Exercise passage:
-=-=-=-=-
The Administrators of the fifteen executive departments of the United States of America shall be elected by a majority of all the citizens in the United States using instant runoff voting in both the primary and general elections as described in Article I Section 4. In the first election after the ratification of this Constitution the Administrators of all fifteen departments shall be elected. The first Administrators of the departments of Agriculture, Commerce, Communication, Education, and Energy shall serve for two years; the first Administrators of the departments of Environment, Health, Housing & Welfare, Justice, and Labor shall serve for four years; and the first Administrators of the departments of Science & Technology, Security, State, Transportation, and Treasury shall serve for six years. In each succeeding election one third of the Administrators shall be elected to terms of six years. Administrators must be at least thirty years of age and must have been citizens for at least ten years.
In case of the removal of the President from office or of his or her death or resignation, the Vice President shall become President.
Whenever there is a vacancy in the office of the Vice President, the President shall nominate a Vice President who shall take office upon confirmation by a majority vote of both houses of Congress.
Whenever the President transmits to the President pro tempore of the Senate and the Speaker of the House of Representatives his or her written declaration that he or she is unable to discharge the powers and duties of this office, and until he or she transmits to them a written declaration to the contrary, such powers and duties shall be discharged by the Vice President as Acting President.
Whenever the Vice President and a majority of the Administrators of the executive departments transmit to the President pro tempore of the Senate and the Speaker of the House of Representatives their written declaration that the President is unable to discharge the powers and duties of this office, the Vice President shall immediately assume the powers and duties of the office as Acting President.
Thereafter, the Congress shall determine by two-thirds vote of both houses if and when the President shall resume the powers and duties of this office.
The President, Vice President, and Administrators shall receive compensation, which shall neither be increased nor diminished during the period for which they shall have been elected, and they shall not receive within that period any other emolument from the United States or any of the states.
Before entering on the execution of their offices, the President, Vice President, and Administrators shall take the following oath or affirmation: "I do solemnly swear (or affirm) that I will faithfully execute the office to which I have been elected and will to the best of my ability preserve, protect and defend the Constitution of the United States."
The terms of the elected President, Vice President, Administrators, Senators, and Representatives shall begin at noon on January 3 following their election.
The President shall be the chief executive officer of the United States and of the militia of the several states when called into the actual service of the United States.
The President may require the opinion in writing of the Administrator in each of the executive departments upon any subject relating to the duties of their respective offices.
-=-=-=-=-
Record set:
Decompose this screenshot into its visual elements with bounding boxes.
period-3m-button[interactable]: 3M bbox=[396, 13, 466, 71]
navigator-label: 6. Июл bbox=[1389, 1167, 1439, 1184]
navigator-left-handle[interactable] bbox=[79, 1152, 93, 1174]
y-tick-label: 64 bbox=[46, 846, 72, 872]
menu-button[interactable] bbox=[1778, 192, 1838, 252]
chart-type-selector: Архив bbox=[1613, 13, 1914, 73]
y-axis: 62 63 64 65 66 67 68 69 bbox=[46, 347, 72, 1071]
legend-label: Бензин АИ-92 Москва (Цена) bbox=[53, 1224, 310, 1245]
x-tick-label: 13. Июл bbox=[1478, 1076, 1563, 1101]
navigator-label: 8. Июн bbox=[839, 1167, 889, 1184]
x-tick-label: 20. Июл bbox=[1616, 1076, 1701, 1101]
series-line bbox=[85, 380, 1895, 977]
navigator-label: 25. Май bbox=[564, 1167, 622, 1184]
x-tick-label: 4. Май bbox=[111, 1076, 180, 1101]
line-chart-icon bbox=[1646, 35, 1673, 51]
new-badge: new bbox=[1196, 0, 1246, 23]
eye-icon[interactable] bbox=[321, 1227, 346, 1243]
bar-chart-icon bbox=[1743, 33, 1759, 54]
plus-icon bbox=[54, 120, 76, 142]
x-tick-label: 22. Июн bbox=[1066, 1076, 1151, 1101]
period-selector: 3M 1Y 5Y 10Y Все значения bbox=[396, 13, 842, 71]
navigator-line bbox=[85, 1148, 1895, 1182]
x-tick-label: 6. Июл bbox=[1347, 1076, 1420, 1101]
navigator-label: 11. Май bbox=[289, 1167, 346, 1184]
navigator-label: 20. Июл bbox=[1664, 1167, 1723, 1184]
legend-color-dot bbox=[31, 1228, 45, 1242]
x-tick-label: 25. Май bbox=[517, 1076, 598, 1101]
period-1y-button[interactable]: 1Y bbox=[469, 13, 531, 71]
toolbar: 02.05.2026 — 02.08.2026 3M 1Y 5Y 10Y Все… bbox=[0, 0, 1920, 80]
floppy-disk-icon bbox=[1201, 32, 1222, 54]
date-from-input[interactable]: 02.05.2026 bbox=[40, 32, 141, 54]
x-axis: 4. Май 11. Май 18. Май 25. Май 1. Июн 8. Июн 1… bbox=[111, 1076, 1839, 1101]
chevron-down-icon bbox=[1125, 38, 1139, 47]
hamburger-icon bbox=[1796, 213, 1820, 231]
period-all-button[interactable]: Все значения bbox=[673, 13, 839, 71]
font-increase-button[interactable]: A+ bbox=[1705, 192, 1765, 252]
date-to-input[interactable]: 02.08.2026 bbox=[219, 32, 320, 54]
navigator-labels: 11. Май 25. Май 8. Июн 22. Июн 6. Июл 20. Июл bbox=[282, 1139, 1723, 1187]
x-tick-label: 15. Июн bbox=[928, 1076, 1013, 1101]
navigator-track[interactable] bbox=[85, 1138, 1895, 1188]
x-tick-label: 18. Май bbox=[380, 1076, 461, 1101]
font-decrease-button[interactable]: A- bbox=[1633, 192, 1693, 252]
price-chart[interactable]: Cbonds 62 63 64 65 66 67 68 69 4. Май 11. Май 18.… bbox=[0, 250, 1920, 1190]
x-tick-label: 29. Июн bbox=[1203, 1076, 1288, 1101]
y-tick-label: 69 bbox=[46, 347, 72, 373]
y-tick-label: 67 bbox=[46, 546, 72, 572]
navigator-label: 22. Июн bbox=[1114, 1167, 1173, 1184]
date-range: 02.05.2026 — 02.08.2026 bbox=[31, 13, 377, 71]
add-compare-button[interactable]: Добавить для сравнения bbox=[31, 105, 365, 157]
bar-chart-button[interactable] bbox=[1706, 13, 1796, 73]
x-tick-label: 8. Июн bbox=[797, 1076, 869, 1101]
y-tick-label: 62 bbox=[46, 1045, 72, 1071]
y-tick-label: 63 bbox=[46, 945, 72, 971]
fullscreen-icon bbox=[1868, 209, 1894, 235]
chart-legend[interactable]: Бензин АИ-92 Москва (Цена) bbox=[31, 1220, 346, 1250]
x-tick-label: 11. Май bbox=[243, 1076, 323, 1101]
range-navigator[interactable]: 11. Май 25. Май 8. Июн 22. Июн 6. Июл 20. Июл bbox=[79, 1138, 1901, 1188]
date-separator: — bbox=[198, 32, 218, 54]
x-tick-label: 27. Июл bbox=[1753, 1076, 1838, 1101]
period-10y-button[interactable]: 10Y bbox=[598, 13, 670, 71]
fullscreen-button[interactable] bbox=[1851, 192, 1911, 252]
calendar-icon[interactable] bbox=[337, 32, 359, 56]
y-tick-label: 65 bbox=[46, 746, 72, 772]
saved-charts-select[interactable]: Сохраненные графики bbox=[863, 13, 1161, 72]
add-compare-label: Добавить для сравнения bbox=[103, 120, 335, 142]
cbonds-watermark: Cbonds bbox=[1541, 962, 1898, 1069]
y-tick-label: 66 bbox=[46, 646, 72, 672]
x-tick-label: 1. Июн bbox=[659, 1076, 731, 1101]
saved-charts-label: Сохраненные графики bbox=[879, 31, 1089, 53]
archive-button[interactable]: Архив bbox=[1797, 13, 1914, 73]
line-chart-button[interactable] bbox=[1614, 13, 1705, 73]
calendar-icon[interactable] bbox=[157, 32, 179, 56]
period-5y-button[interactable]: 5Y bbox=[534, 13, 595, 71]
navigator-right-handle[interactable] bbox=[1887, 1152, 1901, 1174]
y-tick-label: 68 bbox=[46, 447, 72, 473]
-=-=-=-=-
Work item A: Print the part of the executive branch passage that begins with the words containing "Whenever the Vice" and ends with "of this office.".
Work item B: Write the next part of the executive branch passage, starting after its final sentence.

Result A:
Whenever the Vice President and a majority of the Administrators of the executive departments transmit to the President pro tempore of the Senate and the Speaker of the House of Representatives their written declaration that the President is unable to discharge the powers and duties of this office, the Vice President shall immediately assume the powers and duties of the office as Acting President.
Thereafter, the Congress shall determine by two-thirds vote of both houses if and when the President shall resume the powers and duties of this office.

Result B:
The President shall have power to grant reprieves and pardons for offenses against the United States, except in cases of impeachment.
The President shall have power by and with the advice and consent of the Senate to make treaties, provided two thirds of the Senators present concur.
The President shall nominate and by and with the advice and consent of at least three-fifths of the Senate shall appoint ambassadors, other public ministers and consuls, judges of the Supreme Court, and all other officers of the United States, whose appointments are not herein otherwise provided for, and which shall be established by law: but the Congress may by law vest the appointment of such inferior officers, as they think proper, in the President alone, in the courts of law, or in the Administrators of departments.
The President shall have power to fill up all vacancies that may happen during the recess of the Senate by granting commissions which shall expire one month after the end of their recess.
The President shall from time to time give to the Congress information of the state of the union and recommend for their consideration such measures as he or she shall judge necessary and expedient; he or she may on extraordinary occasions convene both houses or either of them, and in case of disagreement between them with respect to the time of adjournment he or she may adjourn them to such time as he or she shall think proper.
The President shall receive ambassadors and other public ministers.
The President shall take care that the laws be faithfully executed and shall commission all the officers of the United States.
The President, Vice President, Administrators, and all civil officers of the United States shall be removed from office on impeachment for and conviction of treason, bribery, or other high crimes and misdemeanors.
The judicial power of the United States shall be vested in one Supreme Court, three appellate courts in each of the five regions and in at least one district court in each state as the Congress may from time to time ordain and establish. The judges of the Supreme Court, the fifteen appellate courts, and the district courts shall hold their offices during good behavior for ten years, after which time they may be appointed again, and they shall receive for their services compensation, which shall not be diminished during their continuance in office.
The judicial power shall extend to all cases in law and equity arising under this Constitution, the laws of the United States, and treaties made or which shall be made under their authority; to all cases affecting ambassadors, other public ministers and consuls; to all cases of admiralty and maritime jurisdiction; to controversies to which the United States shall be a party; and to controversies between two or more states, between citizens of different states, between citizens of the same state claiming lands under grants of different states, and between a state, or the citizens thereof, and foreign states, citizens or subjects.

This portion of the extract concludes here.